# [Exercise goal]
Give the number of lines in the records below that include "nach", and nothing more.
------ Entries ------
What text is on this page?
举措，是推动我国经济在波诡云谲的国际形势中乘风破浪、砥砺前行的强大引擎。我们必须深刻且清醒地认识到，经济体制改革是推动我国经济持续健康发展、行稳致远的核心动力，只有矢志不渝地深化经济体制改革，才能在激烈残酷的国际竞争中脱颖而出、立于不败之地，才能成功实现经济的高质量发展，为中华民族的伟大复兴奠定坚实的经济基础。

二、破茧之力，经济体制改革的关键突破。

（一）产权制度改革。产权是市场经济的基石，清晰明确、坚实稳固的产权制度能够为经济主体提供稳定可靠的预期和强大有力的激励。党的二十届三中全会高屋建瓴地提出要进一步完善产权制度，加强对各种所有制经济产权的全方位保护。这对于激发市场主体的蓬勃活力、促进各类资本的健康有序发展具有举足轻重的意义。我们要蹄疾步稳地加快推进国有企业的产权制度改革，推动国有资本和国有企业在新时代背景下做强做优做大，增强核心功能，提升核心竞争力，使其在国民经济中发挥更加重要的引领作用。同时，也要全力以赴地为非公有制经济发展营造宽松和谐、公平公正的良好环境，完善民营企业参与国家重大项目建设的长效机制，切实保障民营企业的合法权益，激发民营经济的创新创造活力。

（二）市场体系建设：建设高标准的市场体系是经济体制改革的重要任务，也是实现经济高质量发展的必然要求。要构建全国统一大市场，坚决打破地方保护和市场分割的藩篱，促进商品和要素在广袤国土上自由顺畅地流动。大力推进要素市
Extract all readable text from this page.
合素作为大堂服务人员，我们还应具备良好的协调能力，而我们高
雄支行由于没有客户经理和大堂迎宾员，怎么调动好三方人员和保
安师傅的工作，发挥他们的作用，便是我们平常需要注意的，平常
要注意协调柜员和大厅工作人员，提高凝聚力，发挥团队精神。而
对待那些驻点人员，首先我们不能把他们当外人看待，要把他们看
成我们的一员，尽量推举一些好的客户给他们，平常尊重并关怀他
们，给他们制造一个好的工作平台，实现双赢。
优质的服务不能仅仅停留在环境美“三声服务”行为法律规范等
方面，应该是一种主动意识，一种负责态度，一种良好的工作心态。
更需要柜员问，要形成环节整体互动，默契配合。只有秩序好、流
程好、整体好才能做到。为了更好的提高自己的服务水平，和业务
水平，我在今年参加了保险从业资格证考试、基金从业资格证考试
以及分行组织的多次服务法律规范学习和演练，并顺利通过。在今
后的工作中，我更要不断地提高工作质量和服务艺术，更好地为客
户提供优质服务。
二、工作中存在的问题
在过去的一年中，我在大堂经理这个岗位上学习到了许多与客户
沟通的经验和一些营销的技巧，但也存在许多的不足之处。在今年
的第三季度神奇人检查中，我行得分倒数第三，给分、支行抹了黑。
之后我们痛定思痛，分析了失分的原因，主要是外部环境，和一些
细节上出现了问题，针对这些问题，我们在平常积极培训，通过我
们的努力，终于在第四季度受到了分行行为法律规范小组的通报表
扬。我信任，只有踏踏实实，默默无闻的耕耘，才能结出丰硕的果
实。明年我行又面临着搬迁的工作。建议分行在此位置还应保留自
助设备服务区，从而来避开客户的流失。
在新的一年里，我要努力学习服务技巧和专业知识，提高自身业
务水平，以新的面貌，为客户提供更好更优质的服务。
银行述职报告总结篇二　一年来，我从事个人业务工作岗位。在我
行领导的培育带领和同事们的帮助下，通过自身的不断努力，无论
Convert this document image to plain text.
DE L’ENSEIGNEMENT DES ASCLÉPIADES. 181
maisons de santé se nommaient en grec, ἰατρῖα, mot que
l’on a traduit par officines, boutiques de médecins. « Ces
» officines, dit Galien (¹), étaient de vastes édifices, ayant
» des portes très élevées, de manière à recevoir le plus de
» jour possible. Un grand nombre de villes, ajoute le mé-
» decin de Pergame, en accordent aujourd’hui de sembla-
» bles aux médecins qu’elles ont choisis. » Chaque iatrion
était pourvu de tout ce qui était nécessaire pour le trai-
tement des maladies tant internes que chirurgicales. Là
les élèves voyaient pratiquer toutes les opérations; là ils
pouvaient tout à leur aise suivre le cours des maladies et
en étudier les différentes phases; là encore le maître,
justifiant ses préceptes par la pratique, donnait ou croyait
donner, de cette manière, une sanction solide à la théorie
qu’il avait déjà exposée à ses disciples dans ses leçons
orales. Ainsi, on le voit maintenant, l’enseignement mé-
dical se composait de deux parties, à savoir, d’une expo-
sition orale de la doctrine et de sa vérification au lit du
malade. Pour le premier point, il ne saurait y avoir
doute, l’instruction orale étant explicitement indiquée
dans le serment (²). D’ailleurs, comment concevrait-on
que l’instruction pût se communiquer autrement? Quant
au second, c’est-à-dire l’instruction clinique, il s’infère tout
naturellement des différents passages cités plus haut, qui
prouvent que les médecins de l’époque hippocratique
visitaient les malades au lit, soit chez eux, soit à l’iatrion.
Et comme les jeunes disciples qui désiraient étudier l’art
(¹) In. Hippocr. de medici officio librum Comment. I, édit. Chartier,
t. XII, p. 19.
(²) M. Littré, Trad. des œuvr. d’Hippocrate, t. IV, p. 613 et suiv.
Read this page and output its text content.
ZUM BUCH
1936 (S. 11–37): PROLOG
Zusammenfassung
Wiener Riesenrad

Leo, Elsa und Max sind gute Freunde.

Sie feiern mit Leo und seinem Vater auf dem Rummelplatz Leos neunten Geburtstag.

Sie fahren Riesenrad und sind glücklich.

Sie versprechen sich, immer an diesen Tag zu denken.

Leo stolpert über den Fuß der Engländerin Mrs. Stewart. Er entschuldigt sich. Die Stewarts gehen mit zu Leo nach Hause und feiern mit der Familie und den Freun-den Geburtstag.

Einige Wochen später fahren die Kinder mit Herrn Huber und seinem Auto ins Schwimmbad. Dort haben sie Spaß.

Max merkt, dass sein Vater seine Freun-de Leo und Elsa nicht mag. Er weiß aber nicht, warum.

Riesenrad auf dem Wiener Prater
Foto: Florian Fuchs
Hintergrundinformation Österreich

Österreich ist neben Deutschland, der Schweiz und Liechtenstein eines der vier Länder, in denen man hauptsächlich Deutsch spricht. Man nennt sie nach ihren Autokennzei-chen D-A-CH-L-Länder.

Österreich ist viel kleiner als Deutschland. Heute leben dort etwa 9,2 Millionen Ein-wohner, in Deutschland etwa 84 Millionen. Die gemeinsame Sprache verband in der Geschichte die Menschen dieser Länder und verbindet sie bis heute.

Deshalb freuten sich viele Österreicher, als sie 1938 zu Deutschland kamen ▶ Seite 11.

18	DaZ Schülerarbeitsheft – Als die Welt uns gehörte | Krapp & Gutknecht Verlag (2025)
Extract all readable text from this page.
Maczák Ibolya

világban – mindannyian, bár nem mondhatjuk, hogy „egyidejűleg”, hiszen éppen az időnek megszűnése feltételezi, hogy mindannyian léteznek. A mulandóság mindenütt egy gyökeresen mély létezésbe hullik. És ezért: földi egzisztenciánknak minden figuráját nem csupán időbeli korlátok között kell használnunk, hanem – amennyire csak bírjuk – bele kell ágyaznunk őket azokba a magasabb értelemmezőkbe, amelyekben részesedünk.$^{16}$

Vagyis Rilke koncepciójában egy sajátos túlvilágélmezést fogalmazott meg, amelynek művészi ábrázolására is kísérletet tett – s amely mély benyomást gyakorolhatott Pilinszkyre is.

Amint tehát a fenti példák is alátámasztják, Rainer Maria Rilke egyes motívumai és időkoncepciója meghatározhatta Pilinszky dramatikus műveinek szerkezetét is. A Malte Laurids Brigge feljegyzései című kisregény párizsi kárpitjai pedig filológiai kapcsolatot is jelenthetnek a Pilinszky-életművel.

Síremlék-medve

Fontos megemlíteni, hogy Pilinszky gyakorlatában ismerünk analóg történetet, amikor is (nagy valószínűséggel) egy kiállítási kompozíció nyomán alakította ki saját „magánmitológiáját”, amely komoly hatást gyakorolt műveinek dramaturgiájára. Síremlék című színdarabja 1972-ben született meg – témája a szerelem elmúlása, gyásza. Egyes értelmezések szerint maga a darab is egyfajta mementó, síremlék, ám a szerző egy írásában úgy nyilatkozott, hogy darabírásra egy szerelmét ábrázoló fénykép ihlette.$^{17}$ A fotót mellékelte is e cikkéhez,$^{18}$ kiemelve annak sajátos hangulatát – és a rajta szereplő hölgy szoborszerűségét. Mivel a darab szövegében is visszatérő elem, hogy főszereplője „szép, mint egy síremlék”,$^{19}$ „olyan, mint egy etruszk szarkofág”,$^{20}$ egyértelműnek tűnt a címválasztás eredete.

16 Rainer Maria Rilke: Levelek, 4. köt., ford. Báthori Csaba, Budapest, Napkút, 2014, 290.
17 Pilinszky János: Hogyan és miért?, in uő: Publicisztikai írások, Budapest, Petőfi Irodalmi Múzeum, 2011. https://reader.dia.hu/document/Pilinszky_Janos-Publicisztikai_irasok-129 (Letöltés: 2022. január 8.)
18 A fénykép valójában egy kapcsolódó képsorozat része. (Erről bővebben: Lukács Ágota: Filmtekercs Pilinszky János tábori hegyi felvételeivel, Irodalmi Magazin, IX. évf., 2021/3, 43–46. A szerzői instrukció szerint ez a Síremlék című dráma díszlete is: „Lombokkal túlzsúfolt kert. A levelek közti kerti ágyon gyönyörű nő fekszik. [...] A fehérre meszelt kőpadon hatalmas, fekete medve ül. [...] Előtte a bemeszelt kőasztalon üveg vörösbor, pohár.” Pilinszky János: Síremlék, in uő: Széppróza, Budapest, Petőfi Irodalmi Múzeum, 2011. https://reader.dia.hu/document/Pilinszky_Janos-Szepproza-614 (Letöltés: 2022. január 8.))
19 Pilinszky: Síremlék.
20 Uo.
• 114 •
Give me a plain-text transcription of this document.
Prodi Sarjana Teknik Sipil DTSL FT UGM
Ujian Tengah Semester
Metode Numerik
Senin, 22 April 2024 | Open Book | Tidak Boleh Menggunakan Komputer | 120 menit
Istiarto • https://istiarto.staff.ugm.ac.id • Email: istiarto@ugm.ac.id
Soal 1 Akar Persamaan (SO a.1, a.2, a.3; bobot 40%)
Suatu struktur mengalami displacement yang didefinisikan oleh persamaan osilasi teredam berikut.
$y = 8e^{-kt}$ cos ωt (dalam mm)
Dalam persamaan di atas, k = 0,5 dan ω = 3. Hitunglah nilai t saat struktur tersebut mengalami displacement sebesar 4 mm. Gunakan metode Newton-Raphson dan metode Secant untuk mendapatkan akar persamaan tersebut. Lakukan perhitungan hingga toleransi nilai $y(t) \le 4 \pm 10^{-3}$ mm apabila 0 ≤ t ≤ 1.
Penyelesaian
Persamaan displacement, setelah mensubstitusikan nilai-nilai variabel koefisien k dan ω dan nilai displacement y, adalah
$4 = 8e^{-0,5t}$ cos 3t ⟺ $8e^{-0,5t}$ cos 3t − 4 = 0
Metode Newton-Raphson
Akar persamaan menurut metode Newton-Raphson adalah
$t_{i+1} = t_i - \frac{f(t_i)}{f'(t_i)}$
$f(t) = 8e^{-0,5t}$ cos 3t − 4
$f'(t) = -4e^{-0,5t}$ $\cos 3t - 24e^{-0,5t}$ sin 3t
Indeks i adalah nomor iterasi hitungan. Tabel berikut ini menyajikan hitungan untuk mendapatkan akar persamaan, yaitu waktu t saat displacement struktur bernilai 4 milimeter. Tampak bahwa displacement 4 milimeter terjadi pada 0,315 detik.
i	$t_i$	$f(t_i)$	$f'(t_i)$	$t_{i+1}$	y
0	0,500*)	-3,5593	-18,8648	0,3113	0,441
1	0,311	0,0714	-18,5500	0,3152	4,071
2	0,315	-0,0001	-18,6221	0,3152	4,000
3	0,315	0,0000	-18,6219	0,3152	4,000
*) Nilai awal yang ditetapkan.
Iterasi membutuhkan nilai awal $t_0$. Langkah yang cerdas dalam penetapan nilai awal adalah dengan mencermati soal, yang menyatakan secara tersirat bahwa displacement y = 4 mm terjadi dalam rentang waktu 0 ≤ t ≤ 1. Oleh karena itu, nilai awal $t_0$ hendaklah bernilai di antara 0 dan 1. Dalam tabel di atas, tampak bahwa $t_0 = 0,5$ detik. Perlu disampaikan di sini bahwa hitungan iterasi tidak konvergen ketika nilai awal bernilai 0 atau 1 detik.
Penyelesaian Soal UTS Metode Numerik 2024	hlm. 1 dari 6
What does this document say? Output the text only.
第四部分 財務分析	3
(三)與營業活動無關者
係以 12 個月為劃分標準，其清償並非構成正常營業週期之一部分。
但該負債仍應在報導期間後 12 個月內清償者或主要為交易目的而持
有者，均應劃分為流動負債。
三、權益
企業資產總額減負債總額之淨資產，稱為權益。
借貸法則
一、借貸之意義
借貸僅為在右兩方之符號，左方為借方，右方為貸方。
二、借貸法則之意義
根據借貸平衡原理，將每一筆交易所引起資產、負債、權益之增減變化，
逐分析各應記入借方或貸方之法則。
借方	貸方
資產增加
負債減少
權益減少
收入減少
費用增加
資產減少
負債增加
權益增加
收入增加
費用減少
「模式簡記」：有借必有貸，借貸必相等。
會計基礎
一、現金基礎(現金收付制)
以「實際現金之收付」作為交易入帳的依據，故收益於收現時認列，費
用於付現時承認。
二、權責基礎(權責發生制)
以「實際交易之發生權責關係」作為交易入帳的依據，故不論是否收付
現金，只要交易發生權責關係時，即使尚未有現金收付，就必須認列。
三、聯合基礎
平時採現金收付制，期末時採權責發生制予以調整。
------
# [Response]
2